AIM OF THE TASK = Scan the entries for the string "UTILITY" and give the number of lines that have it, nothing further.

EXTRACTED RECORDS =
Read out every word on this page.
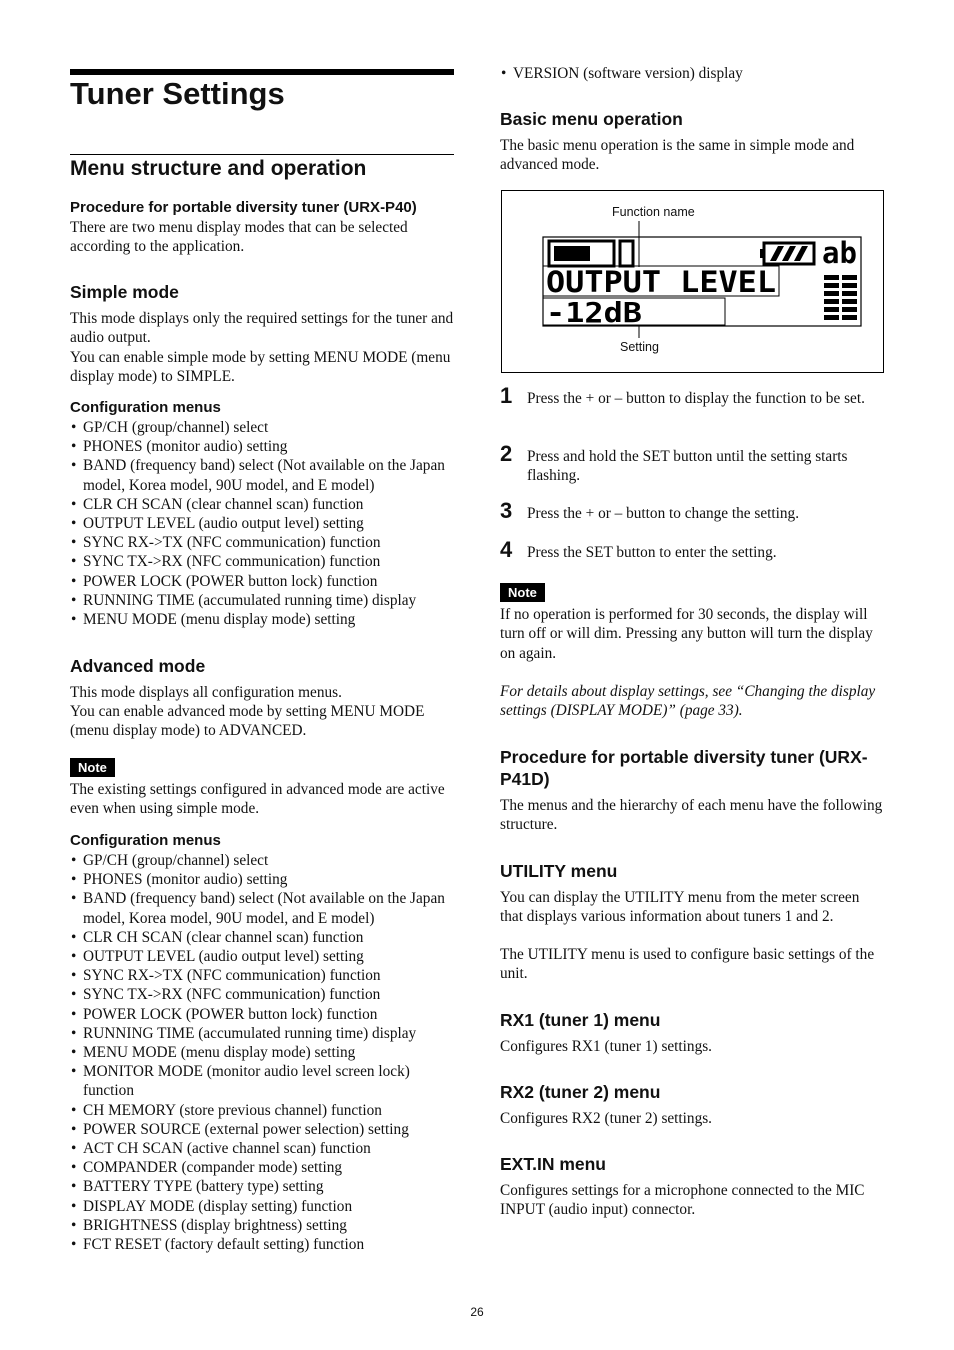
Tuner Settings
Menu structure and operation
Procedure for portable diversity tuner (URX-P40)

There are two menu display modes that can be selected according to the application.

Simple mode

This mode displays only the required settings for the tuner and audio output.

You can enable simple mode by setting MENU MODE (menu display mode) to SIMPLE.

Configuration menus
• GP/CH (group/channel) select
• PHONES (monitor audio) setting
• BAND (frequency band) select (Not available on the Japan model, Korea model, 90U model, and E model)
• CLR CH SCAN (clear channel scan) function
• OUTPUT LEVEL (audio output level) setting
• SYNC RX->TX (NFC communication) function
• SYNC TX->RX (NFC communication) function
• POWER LOCK (POWER button lock) function
• RUNNING TIME (accumulated running time) display
• MENU MODE (menu display mode) setting
Advanced mode

This mode displays all configuration menus.

You can enable advanced mode by setting MENU MODE (menu display mode) to ADVANCED.

Note

The existing settings configured in advanced mode are active even when using simple mode.

Configuration menus
• GP/CH (group/channel) select
• PHONES (monitor audio) setting
• BAND (frequency band) select (Not available on the Japan model, Korea model, 90U model, and E model)
• CLR CH SCAN (clear channel scan) function
• OUTPUT LEVEL (audio output level) setting
• SYNC RX->TX (NFC communication) function
• SYNC TX->RX (NFC communication) function
• POWER LOCK (POWER button lock) function
• RUNNING TIME (accumulated running time) display
• MENU MODE (menu display mode) setting
• MONITOR MODE (monitor audio level screen lock) function
• CH MEMORY (store previous channel) function
• POWER SOURCE (external power selection) setting
• ACT CH SCAN (active channel scan) function
• COMPANDER (compander mode) setting
• BATTERY TYPE (battery type) setting
• DISPLAY MODE (display setting) function
• BRIGHTNESS (display brightness) setting
• FCT RESET (factory default setting) function
• VERSION (software version) display
Basic menu operation

The basic menu operation is the same in simple mode and advanced mode.

Function name
Setting
ab
OUTPUT LEVEL
-12dB
1 Press the + or – button to display the function to be set.
2 Press and hold the SET button until the setting starts flashing.
3 Press the + or – button to change the setting.
4 Press the SET button to enter the setting.
Note

If no operation is performed for 30 seconds, the display will turn off or will dim. Pressing any button will turn the display on again.

For details about display settings, see “Changing the display settings (DISPLAY MODE)” (page 33).

Procedure for portable diversity tuner (URX-P41D)

The menus and the hierarchy of each menu have the following structure.

UTILITY menu

You can display the UTILITY menu from the meter screen that displays various information about tuners 1 and 2.

The UTILITY menu is used to configure basic settings of the unit.

RX1 (tuner 1) menu

Configures RX1 (tuner 1) settings.

RX2 (tuner 2) menu

Configures RX2 (tuner 2) settings.

EXT.IN menu

Configures settings for a microphone connected to the MIC INPUT (audio input) connector.

26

RESPONSE = 3